(Task to carry out): Report, word for word, every line of the material that contains "verified".

(Input data):
┌────────

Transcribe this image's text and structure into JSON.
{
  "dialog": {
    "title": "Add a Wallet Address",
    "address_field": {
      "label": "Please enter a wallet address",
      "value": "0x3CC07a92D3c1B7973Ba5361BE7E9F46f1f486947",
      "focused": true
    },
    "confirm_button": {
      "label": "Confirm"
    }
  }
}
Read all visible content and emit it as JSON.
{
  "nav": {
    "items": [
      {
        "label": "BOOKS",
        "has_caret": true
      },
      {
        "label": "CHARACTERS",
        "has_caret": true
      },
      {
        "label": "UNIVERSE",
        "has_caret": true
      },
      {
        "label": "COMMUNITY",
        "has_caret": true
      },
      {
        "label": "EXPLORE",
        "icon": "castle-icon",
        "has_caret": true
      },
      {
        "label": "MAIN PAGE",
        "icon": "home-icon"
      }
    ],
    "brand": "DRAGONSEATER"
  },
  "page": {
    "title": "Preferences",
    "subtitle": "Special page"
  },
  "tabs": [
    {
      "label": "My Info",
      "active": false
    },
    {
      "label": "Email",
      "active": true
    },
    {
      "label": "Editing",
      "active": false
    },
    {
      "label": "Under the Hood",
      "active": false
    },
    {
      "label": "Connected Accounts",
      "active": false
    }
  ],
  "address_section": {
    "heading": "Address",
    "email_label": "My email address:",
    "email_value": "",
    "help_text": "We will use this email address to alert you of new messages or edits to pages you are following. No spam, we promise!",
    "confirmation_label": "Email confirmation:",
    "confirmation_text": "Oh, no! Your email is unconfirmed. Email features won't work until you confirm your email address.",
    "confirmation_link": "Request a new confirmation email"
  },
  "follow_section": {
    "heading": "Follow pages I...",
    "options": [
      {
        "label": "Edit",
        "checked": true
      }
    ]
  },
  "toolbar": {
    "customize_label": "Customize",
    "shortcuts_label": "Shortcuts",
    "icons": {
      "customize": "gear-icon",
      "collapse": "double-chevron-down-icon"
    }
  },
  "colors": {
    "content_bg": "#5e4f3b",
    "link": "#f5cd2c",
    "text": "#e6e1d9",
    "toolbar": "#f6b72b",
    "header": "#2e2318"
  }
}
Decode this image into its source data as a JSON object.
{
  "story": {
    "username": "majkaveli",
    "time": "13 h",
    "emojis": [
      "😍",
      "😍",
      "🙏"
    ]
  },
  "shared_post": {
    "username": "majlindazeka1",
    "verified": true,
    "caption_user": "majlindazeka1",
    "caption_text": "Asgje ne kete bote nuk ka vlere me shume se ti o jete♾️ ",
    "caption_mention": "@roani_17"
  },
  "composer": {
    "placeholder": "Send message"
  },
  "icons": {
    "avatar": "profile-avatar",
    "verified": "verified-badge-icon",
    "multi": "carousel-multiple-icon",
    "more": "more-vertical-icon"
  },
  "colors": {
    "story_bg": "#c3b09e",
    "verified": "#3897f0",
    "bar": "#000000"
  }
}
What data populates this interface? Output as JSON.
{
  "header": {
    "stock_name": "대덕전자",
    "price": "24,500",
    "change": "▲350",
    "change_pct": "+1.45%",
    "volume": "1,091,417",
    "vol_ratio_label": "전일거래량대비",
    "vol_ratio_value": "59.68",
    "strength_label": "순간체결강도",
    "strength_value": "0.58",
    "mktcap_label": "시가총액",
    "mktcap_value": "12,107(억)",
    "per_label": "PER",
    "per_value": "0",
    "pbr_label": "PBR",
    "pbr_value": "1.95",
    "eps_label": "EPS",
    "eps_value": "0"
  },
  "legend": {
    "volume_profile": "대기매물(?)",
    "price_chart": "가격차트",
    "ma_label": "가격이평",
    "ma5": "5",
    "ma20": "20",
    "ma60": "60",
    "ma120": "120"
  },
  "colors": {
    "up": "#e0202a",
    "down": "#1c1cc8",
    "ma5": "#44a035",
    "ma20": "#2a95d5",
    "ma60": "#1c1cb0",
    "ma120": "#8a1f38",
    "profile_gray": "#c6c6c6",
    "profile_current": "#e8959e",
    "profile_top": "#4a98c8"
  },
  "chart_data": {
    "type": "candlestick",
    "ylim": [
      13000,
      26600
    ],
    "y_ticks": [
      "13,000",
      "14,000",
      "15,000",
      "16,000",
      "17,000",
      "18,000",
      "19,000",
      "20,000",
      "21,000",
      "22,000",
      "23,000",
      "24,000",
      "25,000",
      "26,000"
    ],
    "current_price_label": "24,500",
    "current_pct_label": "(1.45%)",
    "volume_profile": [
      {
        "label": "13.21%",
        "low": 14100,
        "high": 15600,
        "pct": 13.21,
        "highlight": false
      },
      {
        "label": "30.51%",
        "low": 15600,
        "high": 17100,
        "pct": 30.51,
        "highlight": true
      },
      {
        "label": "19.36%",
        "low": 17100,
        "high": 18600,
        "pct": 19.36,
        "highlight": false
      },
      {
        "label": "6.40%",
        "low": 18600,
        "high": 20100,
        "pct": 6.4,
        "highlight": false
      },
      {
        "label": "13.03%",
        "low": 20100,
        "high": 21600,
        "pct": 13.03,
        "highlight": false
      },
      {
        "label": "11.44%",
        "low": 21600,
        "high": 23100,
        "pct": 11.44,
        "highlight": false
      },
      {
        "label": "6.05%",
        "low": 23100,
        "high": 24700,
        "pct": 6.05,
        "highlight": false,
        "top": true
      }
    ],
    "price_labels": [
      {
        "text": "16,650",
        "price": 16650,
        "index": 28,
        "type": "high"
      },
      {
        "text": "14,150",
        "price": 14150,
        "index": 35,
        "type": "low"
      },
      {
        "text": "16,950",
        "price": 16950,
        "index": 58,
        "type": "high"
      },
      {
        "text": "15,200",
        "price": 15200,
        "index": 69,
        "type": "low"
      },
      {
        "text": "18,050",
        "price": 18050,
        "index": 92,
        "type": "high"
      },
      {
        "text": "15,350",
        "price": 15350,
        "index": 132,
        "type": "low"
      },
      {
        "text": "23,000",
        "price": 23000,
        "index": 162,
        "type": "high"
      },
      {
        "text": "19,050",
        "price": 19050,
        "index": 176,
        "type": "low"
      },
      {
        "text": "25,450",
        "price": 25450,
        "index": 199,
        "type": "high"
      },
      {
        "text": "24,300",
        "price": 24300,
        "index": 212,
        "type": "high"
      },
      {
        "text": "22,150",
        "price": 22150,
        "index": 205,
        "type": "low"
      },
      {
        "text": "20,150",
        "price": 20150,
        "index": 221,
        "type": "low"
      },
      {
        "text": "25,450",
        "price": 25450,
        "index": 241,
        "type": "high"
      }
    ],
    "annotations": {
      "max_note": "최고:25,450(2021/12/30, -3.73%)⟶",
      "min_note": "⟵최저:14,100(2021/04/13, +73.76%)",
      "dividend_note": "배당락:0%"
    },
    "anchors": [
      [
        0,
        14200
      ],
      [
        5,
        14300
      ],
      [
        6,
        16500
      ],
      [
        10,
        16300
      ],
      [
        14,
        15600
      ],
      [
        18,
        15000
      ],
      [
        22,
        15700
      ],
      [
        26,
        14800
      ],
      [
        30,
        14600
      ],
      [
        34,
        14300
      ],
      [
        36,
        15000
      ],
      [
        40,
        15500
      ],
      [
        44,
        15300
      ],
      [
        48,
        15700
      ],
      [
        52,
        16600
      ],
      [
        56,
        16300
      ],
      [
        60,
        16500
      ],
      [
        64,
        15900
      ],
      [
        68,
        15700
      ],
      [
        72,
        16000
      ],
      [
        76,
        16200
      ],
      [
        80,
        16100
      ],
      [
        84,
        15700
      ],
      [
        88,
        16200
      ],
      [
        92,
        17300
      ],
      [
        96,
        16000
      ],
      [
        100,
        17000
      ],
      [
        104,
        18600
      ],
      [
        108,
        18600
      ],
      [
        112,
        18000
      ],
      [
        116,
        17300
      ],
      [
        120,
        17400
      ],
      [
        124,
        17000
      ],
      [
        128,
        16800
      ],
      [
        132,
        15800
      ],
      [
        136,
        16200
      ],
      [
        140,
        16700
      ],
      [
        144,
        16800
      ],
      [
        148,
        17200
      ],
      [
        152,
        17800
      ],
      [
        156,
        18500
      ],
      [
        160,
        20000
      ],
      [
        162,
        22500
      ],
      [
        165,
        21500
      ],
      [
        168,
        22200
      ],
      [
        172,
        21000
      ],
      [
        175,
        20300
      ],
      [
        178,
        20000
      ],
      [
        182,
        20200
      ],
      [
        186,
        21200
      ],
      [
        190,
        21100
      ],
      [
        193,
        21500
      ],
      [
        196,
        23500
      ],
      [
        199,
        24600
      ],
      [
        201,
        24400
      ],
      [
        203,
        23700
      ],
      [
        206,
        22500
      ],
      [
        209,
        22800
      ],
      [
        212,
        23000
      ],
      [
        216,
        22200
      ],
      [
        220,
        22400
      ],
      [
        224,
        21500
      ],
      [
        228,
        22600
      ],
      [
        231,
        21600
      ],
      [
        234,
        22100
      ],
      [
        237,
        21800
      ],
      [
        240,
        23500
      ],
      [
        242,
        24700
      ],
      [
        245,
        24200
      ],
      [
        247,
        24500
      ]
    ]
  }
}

└────────

(Answer below):
    "verified": true,
    "verified": "verified-badge-icon",
    "verified": "#3897f0",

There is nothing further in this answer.